Return the full listing exactly as it is written.

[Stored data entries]

--------------------------------------------------

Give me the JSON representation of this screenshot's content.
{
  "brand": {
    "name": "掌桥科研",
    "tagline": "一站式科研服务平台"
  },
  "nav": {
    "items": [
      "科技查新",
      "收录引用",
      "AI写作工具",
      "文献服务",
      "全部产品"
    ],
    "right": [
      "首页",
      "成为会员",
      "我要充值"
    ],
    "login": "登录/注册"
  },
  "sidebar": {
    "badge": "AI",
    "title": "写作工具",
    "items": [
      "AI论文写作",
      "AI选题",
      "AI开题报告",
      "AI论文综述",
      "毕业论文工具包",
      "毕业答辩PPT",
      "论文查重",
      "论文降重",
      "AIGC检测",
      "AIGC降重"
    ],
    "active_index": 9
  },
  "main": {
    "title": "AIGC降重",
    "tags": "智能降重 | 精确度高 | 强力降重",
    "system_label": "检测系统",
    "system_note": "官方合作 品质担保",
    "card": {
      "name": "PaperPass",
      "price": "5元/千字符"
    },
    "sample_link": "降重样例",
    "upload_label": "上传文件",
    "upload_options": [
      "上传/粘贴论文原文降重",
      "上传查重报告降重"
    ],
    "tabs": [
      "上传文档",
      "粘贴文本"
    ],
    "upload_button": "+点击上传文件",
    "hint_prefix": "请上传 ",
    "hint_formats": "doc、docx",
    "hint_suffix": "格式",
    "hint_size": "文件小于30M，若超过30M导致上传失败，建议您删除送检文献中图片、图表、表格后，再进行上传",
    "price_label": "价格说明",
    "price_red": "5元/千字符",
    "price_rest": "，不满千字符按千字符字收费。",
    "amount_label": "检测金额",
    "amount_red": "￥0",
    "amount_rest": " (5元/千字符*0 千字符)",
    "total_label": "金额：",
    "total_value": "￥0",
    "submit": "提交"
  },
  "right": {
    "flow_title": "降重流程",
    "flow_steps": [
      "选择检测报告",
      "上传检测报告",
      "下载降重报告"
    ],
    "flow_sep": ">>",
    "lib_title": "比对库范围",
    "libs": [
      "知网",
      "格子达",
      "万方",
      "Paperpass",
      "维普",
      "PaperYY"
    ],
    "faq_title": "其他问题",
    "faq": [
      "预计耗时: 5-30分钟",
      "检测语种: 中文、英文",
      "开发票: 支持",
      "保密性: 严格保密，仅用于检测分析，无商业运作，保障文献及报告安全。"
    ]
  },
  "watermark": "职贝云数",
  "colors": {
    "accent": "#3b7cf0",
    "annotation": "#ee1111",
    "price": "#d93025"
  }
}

--------------------------------------------------

*THE COMPLETED TASK*:
Give me the JSON representation of this screenshot's content.
{
  "brand": {
    "name": "掌桥科研",
    "tagline": "一站式科研服务平台"
  },
  "nav": {
    "items": [
      "科技查新",
      "收录引用",
      "AI写作工具",
      "文献服务",
      "全部产品"
    ],
    "right": [
      "首页",
      "成为会员",
      "我要充值"
    ],
    "login": "登录/注册"
  },
  "sidebar": {
    "badge": "AI",
    "title": "写作工具",
    "items": [
      "AI论文写作",
      "AI选题",
      "AI开题报告",
      "AI论文综述",
      "毕业论文工具包",
      "毕业答辩PPT",
      "论文查重",
      "论文降重",
      "AIGC检测",
      "AIGC降重"
    ],
    "active_index": 9
  },
  "main": {
    "title": "AIGC降重",
    "tags": "智能降重 | 精确度高 | 强力降重",
    "system_label": "检测系统",
    "system_note": "官方合作 品质担保",
    "card": {
      "name": "PaperPass",
      "price": "5元/千字符"
    },
    "sample_link": "降重样例",
    "upload_label": "上传文件",
    "upload_options": [
      "上传/粘贴论文原文降重",
      "上传查重报告降重"
    ],
    "tabs": [
      "上传文档",
      "粘贴文本"
    ],
    "upload_button": "+点击上传文件",
    "hint_prefix": "请上传 ",
    "hint_formats": "doc、docx",
    "hint_suffix": "格式",
    "hint_size": "文件小于30M，若超过30M导致上传失败，建议您删除送检文献中图片、图表、表格后，再进行上传",
    "price_label": "价格说明",
    "price_red": "5元/千字符",
    "price_rest": "，不满千字符按千字符字收费。",
    "amount_label": "检测金额",
    "amount_red": "￥0",
    "amount_rest": " (5元/千字符*0 千字符)",
    "total_label": "金额：",
    "total_value": "￥0",
    "submit": "提交"
  },
  "right": {
    "flow_title": "降重流程",
    "flow_steps": [
      "选择检测报告",
      "上传检测报告",
      "下载降重报告"
    ],
    "flow_sep": ">>",
    "lib_title": "比对库范围",
    "libs": [
      "知网",
      "格子达",
      "万方",
      "Paperpass",
      "维普",
      "PaperYY"
    ],
    "faq_title": "其他问题",
    "faq": [
      "预计耗时: 5-30分钟",
      "检测语种: 中文、英文",
      "开发票: 支持",
      "保密性: 严格保密，仅用于检测分析，无商业运作，保障文献及报告安全。"
    ]
  },
  "watermark": "职贝云数",
  "colors": {
    "accent": "#3b7cf0",
    "annotation": "#ee1111",
    "price": "#d93025"
  }
}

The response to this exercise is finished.